■ **RECORD SET**
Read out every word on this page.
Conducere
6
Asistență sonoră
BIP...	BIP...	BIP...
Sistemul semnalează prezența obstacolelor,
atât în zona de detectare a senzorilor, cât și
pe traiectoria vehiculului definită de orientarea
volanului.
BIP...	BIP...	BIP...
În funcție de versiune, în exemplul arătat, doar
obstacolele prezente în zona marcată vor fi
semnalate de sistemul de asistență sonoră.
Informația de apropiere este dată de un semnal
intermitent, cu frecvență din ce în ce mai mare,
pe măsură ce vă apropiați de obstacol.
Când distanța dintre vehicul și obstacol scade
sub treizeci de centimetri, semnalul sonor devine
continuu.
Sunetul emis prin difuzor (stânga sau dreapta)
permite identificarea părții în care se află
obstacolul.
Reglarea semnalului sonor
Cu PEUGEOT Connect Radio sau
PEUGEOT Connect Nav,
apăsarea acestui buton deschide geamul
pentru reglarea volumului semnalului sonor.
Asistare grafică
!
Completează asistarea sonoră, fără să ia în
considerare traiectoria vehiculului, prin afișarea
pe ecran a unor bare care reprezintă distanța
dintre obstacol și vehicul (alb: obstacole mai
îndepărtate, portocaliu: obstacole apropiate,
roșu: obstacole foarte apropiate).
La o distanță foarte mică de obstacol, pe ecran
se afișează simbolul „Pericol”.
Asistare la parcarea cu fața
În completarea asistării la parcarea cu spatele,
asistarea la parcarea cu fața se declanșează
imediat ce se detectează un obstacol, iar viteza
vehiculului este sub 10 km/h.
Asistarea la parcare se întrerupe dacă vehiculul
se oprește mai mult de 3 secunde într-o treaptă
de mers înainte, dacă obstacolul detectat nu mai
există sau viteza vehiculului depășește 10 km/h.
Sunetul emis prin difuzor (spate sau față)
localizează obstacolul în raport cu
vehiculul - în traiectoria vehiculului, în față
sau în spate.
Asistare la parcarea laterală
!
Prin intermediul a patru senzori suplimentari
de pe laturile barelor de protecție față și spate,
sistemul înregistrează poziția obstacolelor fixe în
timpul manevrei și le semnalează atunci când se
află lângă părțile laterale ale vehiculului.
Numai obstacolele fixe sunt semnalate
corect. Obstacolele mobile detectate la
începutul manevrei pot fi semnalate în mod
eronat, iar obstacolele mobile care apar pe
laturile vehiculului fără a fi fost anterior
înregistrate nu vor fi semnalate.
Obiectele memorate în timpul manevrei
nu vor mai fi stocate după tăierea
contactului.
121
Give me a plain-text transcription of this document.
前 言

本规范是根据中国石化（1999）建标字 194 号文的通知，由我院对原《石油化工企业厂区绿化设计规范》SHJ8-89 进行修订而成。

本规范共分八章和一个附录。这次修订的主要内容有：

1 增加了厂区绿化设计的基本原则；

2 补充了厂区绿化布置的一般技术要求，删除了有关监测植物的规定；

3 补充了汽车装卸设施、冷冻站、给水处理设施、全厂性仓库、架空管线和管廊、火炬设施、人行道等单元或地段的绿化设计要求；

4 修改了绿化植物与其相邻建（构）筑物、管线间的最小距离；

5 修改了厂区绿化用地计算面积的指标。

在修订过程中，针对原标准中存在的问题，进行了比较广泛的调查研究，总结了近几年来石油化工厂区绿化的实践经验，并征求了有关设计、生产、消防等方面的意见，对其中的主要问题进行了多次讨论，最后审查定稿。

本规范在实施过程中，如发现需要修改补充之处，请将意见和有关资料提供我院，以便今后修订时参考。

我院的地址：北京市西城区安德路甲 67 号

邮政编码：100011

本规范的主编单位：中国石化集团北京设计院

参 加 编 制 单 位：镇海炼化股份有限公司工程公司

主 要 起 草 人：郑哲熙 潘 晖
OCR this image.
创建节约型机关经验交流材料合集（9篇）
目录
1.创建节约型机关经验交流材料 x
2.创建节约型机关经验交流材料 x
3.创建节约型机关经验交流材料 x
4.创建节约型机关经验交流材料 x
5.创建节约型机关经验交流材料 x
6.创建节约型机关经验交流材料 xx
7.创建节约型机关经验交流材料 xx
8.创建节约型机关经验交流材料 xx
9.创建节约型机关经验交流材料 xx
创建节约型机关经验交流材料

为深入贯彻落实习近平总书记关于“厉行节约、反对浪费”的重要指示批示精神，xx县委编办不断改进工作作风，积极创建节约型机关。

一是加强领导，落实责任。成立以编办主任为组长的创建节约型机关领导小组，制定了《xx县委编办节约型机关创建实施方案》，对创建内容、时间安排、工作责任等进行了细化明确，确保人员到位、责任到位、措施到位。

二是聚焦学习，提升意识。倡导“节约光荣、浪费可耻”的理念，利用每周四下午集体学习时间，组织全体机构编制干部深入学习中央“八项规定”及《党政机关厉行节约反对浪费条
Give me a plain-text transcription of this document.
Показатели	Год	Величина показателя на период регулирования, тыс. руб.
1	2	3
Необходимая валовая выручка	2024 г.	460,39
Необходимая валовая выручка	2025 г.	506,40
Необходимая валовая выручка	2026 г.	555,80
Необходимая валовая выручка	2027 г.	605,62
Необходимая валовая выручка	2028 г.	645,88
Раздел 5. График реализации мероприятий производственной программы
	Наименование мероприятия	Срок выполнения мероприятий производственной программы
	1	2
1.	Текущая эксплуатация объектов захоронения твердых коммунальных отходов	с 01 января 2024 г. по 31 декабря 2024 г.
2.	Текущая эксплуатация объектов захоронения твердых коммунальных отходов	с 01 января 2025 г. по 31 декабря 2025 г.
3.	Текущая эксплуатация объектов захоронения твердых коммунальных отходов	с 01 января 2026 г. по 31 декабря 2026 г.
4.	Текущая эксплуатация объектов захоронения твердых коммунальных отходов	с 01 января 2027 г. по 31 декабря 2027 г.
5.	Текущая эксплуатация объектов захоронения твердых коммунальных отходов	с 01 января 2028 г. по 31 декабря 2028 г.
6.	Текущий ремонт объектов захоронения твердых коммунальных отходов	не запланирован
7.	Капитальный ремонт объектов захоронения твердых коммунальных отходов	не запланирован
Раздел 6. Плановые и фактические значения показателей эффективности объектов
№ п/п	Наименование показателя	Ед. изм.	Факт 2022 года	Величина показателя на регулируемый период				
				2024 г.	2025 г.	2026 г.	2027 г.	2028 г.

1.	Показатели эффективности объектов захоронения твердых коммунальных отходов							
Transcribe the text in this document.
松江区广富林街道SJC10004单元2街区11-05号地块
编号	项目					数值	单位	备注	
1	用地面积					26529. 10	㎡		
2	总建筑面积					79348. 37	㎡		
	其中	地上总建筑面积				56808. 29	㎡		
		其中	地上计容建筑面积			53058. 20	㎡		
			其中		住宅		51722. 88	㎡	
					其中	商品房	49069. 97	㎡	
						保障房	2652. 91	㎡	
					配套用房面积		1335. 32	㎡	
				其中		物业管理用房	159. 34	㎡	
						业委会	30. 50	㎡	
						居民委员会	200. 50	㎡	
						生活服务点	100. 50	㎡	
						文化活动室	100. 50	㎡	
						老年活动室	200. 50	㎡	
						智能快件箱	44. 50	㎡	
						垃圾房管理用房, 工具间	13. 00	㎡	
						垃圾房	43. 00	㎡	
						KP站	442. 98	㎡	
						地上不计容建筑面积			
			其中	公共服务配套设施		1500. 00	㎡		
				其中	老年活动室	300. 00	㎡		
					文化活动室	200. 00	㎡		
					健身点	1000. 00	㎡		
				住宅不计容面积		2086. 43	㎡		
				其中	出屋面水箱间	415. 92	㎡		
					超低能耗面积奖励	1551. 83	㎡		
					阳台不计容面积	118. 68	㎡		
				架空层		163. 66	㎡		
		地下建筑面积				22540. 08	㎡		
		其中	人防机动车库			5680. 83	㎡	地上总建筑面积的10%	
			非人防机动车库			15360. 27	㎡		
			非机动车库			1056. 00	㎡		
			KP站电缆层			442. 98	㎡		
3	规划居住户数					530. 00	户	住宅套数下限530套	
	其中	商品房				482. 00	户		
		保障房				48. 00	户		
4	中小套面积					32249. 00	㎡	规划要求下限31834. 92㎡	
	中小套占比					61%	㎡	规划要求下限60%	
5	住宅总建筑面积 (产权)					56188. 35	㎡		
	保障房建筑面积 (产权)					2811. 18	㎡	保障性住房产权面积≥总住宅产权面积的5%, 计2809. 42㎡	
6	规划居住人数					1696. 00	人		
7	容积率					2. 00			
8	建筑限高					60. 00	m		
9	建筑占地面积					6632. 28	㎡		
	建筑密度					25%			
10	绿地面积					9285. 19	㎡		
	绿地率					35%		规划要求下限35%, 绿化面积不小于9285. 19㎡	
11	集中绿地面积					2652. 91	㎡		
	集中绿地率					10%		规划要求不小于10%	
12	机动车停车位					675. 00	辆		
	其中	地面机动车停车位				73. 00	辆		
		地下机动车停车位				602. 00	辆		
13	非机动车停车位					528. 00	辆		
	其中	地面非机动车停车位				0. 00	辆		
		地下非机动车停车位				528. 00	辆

■ **EXERCISE GOAL**
Gather every line from the listing above in which the word "semnalate" appears.

■ **FULL RESPONSE**
semnalate de sistemul de asistență sonoră.
Numai obstacolele fixe sunt semnalate
începutul manevrei pot fi semnalate în mod
înregistrate nu vor fi semnalate.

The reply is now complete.